_Exercise objective_
Copy the material below line for line, keeping every character unchanged.

* Begin Data provided *

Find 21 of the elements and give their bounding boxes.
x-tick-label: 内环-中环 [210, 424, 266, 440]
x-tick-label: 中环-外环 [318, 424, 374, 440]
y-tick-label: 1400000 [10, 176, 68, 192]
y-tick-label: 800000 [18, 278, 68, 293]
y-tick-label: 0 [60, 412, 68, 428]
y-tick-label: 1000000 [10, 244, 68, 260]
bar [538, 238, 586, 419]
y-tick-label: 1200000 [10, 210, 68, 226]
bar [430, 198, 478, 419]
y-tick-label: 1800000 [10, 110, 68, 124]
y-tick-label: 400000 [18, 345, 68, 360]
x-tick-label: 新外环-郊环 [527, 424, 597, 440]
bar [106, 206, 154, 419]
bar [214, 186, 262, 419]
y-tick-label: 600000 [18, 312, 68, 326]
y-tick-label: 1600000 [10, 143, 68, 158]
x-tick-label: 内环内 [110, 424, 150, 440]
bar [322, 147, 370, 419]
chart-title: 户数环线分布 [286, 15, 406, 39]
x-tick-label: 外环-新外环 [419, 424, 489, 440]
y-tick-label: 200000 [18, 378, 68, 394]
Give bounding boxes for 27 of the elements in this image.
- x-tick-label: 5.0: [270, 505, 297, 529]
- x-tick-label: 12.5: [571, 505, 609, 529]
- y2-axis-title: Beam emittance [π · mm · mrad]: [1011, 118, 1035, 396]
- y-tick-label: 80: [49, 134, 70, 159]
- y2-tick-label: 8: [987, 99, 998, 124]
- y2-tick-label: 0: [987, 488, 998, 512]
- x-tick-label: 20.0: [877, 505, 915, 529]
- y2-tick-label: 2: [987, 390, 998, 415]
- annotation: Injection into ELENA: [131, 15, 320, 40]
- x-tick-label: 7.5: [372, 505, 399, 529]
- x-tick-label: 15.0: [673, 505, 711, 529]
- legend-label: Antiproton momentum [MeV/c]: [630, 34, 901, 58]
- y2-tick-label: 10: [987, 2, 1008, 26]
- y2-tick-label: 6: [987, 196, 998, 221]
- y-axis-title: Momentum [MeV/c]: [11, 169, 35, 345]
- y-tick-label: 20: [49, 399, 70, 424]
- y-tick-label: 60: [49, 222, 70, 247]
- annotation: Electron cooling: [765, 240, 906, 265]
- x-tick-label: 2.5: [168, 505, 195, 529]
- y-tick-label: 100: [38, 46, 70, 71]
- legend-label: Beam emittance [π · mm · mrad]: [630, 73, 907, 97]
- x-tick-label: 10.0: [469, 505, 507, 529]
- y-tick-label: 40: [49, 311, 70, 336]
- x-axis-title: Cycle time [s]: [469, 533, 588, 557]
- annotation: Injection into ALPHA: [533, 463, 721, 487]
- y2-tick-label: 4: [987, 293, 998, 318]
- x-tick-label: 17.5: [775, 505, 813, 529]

* End Data provided *

_Task response_
Find 21 of the elements and give their bounding boxes.
x-tick-label: 内环-中环 [210, 424, 266, 440]
x-tick-label: 中环-外环 [318, 424, 374, 440]
y-tick-label: 1400000 [10, 176, 68, 192]
y-tick-label: 800000 [18, 278, 68, 293]
y-tick-label: 0 [60, 412, 68, 428]
y-tick-label: 1000000 [10, 244, 68, 260]
bar [538, 238, 586, 419]
y-tick-label: 1200000 [10, 210, 68, 226]
bar [430, 198, 478, 419]
y-tick-label: 1800000 [10, 110, 68, 124]
y-tick-label: 400000 [18, 345, 68, 360]
x-tick-label: 新外环-郊环 [527, 424, 597, 440]
bar [106, 206, 154, 419]
bar [214, 186, 262, 419]
y-tick-label: 600000 [18, 312, 68, 326]
y-tick-label: 1600000 [10, 143, 68, 158]
x-tick-label: 内环内 [110, 424, 150, 440]
bar [322, 147, 370, 419]
chart-title: 户数环线分布 [286, 15, 406, 39]
x-tick-label: 外环-新外环 [419, 424, 489, 440]
y-tick-label: 200000 [18, 378, 68, 394]
Give bounding boxes for 27 of the elements in this image.
- x-tick-label: 5.0: [270, 505, 297, 529]
- x-tick-label: 12.5: [571, 505, 609, 529]
- y2-axis-title: Beam emittance [π · mm · mrad]: [1011, 118, 1035, 396]
- y-tick-label: 80: [49, 134, 70, 159]
- y2-tick-label: 8: [987, 99, 998, 124]
- y2-tick-label: 0: [987, 488, 998, 512]
- x-tick-label: 20.0: [877, 505, 915, 529]
- y2-tick-label: 2: [987, 390, 998, 415]
- annotation: Injection into ELENA: [131, 15, 320, 40]
- x-tick-label: 7.5: [372, 505, 399, 529]
- x-tick-label: 15.0: [673, 505, 711, 529]
- legend-label: Antiproton momentum [MeV/c]: [630, 34, 901, 58]
- y2-tick-label: 10: [987, 2, 1008, 26]
- y2-tick-label: 6: [987, 196, 998, 221]
- y-axis-title: Momentum [MeV/c]: [11, 169, 35, 345]
- y-tick-label: 20: [49, 399, 70, 424]
- y-tick-label: 60: [49, 222, 70, 247]
- annotation: Electron cooling: [765, 240, 906, 265]
- x-tick-label: 2.5: [168, 505, 195, 529]
- y-tick-label: 100: [38, 46, 70, 71]
- legend-label: Beam emittance [π · mm · mrad]: [630, 73, 907, 97]
- x-tick-label: 10.0: [469, 505, 507, 529]
- y-tick-label: 40: [49, 311, 70, 336]
- x-axis-title: Cycle time [s]: [469, 533, 588, 557]
- annotation: Injection into ALPHA: [533, 463, 721, 487]
- y2-tick-label: 4: [987, 293, 998, 318]
- x-tick-label: 17.5: [775, 505, 813, 529]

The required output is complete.